------ Entries supplied ------

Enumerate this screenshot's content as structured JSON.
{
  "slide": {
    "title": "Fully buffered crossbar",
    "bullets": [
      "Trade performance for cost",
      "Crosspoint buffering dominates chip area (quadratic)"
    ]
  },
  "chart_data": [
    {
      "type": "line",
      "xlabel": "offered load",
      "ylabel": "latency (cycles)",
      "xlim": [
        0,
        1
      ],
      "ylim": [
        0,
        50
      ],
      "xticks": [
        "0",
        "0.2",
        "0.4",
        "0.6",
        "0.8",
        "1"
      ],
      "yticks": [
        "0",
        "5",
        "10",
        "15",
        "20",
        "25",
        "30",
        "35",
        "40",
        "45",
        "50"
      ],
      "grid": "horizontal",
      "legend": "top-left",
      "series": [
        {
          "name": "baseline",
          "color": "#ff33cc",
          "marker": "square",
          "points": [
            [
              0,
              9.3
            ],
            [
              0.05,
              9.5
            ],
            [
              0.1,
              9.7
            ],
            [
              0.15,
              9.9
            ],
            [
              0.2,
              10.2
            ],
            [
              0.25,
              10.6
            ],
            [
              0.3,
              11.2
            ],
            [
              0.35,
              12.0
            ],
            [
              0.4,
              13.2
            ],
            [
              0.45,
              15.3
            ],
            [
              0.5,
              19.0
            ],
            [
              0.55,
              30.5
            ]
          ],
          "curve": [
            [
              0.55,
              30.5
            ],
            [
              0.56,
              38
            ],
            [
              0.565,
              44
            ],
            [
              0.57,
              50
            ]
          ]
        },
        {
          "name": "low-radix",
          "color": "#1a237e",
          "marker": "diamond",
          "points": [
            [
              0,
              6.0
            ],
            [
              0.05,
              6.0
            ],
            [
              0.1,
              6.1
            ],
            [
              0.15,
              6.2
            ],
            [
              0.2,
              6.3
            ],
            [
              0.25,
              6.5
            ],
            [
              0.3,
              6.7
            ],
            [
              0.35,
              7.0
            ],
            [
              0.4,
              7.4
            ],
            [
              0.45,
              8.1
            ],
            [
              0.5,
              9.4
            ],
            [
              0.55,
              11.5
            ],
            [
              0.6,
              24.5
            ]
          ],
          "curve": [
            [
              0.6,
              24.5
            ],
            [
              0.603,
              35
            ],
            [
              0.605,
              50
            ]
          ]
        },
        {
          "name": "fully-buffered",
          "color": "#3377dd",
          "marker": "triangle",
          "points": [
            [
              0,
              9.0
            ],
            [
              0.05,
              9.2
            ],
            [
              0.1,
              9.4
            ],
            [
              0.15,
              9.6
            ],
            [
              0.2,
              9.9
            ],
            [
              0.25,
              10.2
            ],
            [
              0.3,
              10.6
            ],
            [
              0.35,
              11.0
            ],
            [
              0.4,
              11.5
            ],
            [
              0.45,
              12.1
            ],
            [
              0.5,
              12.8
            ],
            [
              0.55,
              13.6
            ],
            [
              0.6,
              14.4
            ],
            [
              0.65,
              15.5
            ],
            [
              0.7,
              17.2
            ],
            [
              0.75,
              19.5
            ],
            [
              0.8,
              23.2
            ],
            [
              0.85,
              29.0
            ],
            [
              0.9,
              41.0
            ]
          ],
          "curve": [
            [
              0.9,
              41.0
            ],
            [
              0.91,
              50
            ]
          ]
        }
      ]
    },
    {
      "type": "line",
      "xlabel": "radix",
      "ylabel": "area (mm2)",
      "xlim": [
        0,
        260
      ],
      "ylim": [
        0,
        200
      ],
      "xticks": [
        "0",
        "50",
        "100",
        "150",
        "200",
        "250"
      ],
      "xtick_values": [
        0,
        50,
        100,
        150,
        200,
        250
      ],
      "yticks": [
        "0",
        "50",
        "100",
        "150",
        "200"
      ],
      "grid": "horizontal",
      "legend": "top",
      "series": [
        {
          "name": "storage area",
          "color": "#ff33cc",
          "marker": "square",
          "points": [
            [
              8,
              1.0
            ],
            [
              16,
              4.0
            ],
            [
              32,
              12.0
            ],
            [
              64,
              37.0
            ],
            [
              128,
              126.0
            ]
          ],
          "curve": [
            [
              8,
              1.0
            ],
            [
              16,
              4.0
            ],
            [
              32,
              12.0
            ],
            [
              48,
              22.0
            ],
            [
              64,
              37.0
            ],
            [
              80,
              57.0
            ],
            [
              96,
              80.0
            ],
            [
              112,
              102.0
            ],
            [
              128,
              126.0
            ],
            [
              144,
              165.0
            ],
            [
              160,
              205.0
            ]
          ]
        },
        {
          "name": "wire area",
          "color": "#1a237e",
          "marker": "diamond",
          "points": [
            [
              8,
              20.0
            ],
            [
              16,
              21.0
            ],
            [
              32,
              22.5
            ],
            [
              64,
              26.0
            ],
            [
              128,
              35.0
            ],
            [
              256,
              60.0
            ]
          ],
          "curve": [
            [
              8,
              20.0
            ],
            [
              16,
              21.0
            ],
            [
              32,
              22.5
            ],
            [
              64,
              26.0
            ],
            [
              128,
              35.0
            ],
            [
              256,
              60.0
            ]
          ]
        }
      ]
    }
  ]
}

------

▶ [Task statement]: Write all of the records out again exactly.

▶ [Worked solution]:
Enumerate this screenshot's content as structured JSON.
{
  "slide": {
    "title": "Fully buffered crossbar",
    "bullets": [
      "Trade performance for cost",
      "Crosspoint buffering dominates chip area (quadratic)"
    ]
  },
  "chart_data": [
    {
      "type": "line",
      "xlabel": "offered load",
      "ylabel": "latency (cycles)",
      "xlim": [
        0,
        1
      ],
      "ylim": [
        0,
        50
      ],
      "xticks": [
        "0",
        "0.2",
        "0.4",
        "0.6",
        "0.8",
        "1"
      ],
      "yticks": [
        "0",
        "5",
        "10",
        "15",
        "20",
        "25",
        "30",
        "35",
        "40",
        "45",
        "50"
      ],
      "grid": "horizontal",
      "legend": "top-left",
      "series": [
        {
          "name": "baseline",
          "color": "#ff33cc",
          "marker": "square",
          "points": [
            [
              0,
              9.3
            ],
            [
              0.05,
              9.5
            ],
            [
              0.1,
              9.7
            ],
            [
              0.15,
              9.9
            ],
            [
              0.2,
              10.2
            ],
            [
              0.25,
              10.6
            ],
            [
              0.3,
              11.2
            ],
            [
              0.35,
              12.0
            ],
            [
              0.4,
              13.2
            ],
            [
              0.45,
              15.3
            ],
            [
              0.5,
              19.0
            ],
            [
              0.55,
              30.5
            ]
          ],
          "curve": [
            [
              0.55,
              30.5
            ],
            [
              0.56,
              38
            ],
            [
              0.565,
              44
            ],
            [
              0.57,
              50
            ]
          ]
        },
        {
          "name": "low-radix",
          "color": "#1a237e",
          "marker": "diamond",
          "points": [
            [
              0,
              6.0
            ],
            [
              0.05,
              6.0
            ],
            [
              0.1,
              6.1
            ],
            [
              0.15,
              6.2
            ],
            [
              0.2,
              6.3
            ],
            [
              0.25,
              6.5
            ],
            [
              0.3,
              6.7
            ],
            [
              0.35,
              7.0
            ],
            [
              0.4,
              7.4
            ],
            [
              0.45,
              8.1
            ],
            [
              0.5,
              9.4
            ],
            [
              0.55,
              11.5
            ],
            [
              0.6,
              24.5
            ]
          ],
          "curve": [
            [
              0.6,
              24.5
            ],
            [
              0.603,
              35
            ],
            [
              0.605,
              50
            ]
          ]
        },
        {
          "name": "fully-buffered",
          "color": "#3377dd",
          "marker": "triangle",
          "points": [
            [
              0,
              9.0
            ],
            [
              0.05,
              9.2
            ],
            [
              0.1,
              9.4
            ],
            [
              0.15,
              9.6
            ],
            [
              0.2,
              9.9
            ],
            [
              0.25,
              10.2
            ],
            [
              0.3,
              10.6
            ],
            [
              0.35,
              11.0
            ],
            [
              0.4,
              11.5
            ],
            [
              0.45,
              12.1
            ],
            [
              0.5,
              12.8
            ],
            [
              0.55,
              13.6
            ],
            [
              0.6,
              14.4
            ],
            [
              0.65,
              15.5
            ],
            [
              0.7,
              17.2
            ],
            [
              0.75,
              19.5
            ],
            [
              0.8,
              23.2
            ],
            [
              0.85,
              29.0
            ],
            [
              0.9,
              41.0
            ]
          ],
          "curve": [
            [
              0.9,
              41.0
            ],
            [
              0.91,
              50
            ]
          ]
        }
      ]
    },
    {
      "type": "line",
      "xlabel": "radix",
      "ylabel": "area (mm2)",
      "xlim": [
        0,
        260
      ],
      "ylim": [
        0,
        200
      ],
      "xticks": [
        "0",
        "50",
        "100",
        "150",
        "200",
        "250"
      ],
      "xtick_values": [
        0,
        50,
        100,
        150,
        200,
        250
      ],
      "yticks": [
        "0",
        "50",
        "100",
        "150",
        "200"
      ],
      "grid": "horizontal",
      "legend": "top",
      "series": [
        {
          "name": "storage area",
          "color": "#ff33cc",
          "marker": "square",
          "points": [
            [
              8,
              1.0
            ],
            [
              16,
              4.0
            ],
            [
              32,
              12.0
            ],
            [
              64,
              37.0
            ],
            [
              128,
              126.0
            ]
          ],
          "curve": [
            [
              8,
              1.0
            ],
            [
              16,
              4.0
            ],
            [
              32,
              12.0
            ],
            [
              48,
              22.0
            ],
            [
              64,
              37.0
            ],
            [
              80,
              57.0
            ],
            [
              96,
              80.0
            ],
            [
              112,
              102.0
            ],
            [
              128,
              126.0
            ],
            [
              144,
              165.0
            ],
            [
              160,
              205.0
            ]
          ]
        },
        {
          "name": "wire area",
          "color": "#1a237e",
          "marker": "diamond",
          "points": [
            [
              8,
              20.0
            ],
            [
              16,
              21.0
            ],
            [
              32,
              22.5
            ],
            [
              64,
              26.0
            ],
            [
              128,
              35.0
            ],
            [
              256,
              60.0
            ]
          ],
          "curve": [
            [
              8,
              20.0
            ],
            [
              16,
              21.0
            ],
            [
              32,
              22.5
            ],
            [
              64,
              26.0
            ],
            [
              128,
              35.0
            ],
            [
              256,
              60.0
            ]
          ]
        }
      ]
    }
  ]
}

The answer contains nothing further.